Copy out lines with the word "name" from the material that follows.

[Dataset excerpt]
━━━━━━━━━━
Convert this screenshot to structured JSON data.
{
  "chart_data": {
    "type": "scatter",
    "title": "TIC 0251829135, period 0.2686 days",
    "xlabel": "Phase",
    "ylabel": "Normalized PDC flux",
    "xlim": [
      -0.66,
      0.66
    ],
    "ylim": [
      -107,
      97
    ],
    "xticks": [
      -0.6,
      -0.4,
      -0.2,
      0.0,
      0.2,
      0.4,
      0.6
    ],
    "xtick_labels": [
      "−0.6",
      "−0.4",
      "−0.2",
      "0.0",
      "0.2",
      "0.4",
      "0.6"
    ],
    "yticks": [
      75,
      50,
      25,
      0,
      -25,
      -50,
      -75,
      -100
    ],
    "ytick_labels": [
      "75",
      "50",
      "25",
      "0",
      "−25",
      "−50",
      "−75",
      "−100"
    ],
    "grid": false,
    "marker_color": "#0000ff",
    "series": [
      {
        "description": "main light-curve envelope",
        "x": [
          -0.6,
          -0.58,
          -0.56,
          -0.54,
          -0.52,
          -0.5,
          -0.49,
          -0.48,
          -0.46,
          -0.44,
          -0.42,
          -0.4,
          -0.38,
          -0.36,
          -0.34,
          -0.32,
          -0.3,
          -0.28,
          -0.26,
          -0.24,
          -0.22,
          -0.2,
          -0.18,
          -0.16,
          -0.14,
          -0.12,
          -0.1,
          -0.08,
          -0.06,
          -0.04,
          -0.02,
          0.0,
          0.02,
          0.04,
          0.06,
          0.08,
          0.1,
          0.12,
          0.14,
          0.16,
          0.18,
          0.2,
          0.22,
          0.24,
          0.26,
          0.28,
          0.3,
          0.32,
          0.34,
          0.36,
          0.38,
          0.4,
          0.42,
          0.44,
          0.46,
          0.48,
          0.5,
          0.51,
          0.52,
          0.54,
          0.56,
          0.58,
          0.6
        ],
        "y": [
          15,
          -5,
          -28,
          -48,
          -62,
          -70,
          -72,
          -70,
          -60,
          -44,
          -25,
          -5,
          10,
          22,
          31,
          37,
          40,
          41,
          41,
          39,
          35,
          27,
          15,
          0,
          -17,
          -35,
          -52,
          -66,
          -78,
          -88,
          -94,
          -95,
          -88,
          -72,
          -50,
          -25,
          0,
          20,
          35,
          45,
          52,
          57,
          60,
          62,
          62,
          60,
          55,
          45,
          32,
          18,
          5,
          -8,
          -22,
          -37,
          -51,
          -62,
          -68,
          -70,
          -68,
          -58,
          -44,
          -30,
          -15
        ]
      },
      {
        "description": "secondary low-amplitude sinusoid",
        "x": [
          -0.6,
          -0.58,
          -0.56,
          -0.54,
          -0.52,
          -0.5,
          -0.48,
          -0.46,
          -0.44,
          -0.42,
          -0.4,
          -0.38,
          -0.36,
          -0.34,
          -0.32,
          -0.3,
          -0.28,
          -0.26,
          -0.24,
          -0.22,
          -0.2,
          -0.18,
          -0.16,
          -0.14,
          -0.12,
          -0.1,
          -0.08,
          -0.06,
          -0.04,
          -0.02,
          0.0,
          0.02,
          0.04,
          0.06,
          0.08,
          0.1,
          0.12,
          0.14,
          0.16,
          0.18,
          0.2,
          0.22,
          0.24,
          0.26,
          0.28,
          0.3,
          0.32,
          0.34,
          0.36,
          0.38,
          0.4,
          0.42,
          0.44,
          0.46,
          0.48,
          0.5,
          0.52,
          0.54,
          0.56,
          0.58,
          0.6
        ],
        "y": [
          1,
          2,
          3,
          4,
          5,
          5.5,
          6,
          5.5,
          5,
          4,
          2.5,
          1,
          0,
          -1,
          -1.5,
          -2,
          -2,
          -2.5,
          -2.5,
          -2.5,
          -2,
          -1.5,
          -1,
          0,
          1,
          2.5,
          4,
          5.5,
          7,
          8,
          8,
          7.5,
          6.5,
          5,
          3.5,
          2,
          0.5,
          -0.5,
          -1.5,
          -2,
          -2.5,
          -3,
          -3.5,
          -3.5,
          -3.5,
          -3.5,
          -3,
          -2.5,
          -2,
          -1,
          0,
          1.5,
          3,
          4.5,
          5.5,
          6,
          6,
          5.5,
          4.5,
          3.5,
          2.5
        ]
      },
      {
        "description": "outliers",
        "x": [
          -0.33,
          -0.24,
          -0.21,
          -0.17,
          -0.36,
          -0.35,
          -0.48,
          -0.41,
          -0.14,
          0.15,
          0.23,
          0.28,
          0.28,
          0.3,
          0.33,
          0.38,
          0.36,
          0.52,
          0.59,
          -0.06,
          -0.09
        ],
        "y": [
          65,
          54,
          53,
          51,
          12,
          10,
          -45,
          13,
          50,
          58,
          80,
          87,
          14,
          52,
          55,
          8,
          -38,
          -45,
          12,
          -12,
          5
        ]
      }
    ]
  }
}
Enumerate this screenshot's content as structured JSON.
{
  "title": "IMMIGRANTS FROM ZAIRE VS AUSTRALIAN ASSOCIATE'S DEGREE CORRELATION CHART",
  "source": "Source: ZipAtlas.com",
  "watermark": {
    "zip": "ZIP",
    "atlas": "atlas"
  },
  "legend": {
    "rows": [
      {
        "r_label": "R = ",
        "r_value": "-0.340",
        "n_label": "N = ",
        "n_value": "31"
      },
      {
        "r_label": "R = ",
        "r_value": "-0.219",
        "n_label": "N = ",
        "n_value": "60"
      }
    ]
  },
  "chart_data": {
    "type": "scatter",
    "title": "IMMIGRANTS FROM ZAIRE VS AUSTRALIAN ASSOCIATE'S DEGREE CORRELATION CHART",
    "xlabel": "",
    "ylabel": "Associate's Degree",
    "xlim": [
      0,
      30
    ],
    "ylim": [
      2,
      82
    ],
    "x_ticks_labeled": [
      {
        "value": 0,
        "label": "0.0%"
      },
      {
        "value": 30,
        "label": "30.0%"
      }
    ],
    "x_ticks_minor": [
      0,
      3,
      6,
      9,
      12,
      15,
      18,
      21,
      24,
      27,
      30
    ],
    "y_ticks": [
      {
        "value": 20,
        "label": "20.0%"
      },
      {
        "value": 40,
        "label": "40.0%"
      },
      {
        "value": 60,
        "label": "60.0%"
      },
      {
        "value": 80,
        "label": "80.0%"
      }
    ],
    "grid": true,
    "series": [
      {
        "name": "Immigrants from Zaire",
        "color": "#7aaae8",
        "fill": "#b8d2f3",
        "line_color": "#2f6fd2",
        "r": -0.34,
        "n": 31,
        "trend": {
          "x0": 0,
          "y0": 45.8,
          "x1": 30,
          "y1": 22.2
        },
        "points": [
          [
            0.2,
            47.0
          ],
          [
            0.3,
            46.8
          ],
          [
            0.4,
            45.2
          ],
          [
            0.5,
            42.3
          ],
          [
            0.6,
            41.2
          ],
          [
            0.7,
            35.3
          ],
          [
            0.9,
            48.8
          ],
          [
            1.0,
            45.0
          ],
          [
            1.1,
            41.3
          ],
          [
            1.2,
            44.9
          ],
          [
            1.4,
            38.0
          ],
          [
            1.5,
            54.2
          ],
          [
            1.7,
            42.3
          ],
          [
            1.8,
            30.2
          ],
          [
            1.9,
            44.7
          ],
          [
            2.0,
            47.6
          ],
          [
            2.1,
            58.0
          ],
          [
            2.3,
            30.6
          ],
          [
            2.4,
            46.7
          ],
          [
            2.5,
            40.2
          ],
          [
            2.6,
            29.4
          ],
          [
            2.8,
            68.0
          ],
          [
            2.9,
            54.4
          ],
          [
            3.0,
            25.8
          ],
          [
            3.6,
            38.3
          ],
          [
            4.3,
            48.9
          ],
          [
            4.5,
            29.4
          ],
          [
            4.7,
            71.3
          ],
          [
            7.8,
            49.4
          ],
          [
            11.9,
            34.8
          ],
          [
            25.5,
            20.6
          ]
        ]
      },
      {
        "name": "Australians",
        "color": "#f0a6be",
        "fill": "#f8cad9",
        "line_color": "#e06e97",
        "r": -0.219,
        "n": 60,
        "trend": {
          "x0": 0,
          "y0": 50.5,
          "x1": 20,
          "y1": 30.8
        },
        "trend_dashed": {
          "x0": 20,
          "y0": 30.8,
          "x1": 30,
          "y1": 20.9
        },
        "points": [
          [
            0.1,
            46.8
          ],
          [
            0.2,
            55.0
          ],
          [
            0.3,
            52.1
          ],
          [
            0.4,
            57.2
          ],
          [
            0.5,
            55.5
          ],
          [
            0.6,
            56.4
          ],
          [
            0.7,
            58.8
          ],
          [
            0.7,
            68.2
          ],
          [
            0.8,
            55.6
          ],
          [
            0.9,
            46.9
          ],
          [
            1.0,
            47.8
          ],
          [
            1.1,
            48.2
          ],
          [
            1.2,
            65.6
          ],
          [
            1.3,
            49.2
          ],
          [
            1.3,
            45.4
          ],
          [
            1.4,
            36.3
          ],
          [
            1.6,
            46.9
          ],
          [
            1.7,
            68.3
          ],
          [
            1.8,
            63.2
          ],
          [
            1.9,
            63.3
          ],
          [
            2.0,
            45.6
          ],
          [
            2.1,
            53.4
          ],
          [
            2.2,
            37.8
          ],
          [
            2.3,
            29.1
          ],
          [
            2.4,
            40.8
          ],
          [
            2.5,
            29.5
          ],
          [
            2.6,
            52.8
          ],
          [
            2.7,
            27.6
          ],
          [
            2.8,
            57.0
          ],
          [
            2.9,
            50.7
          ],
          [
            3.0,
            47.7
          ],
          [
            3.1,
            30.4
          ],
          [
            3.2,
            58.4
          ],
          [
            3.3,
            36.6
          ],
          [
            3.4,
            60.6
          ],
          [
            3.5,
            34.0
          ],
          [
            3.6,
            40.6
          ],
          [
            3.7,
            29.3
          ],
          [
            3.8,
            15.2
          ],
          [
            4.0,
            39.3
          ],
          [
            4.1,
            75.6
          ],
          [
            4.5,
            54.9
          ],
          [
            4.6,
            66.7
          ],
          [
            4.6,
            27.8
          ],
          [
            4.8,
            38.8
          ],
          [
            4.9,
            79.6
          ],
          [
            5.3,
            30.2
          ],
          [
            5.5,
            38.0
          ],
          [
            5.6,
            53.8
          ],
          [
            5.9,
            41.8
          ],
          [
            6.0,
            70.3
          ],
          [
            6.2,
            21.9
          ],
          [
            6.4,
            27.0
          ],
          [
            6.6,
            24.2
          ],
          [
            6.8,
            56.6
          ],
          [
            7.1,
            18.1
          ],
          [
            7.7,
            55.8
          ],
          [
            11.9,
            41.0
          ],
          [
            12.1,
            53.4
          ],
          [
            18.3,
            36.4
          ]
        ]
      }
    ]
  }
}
━━━━━━━━━━
TASK OUTPUT.
        "name": "Immigrants from Zaire",
        "name": "Australians",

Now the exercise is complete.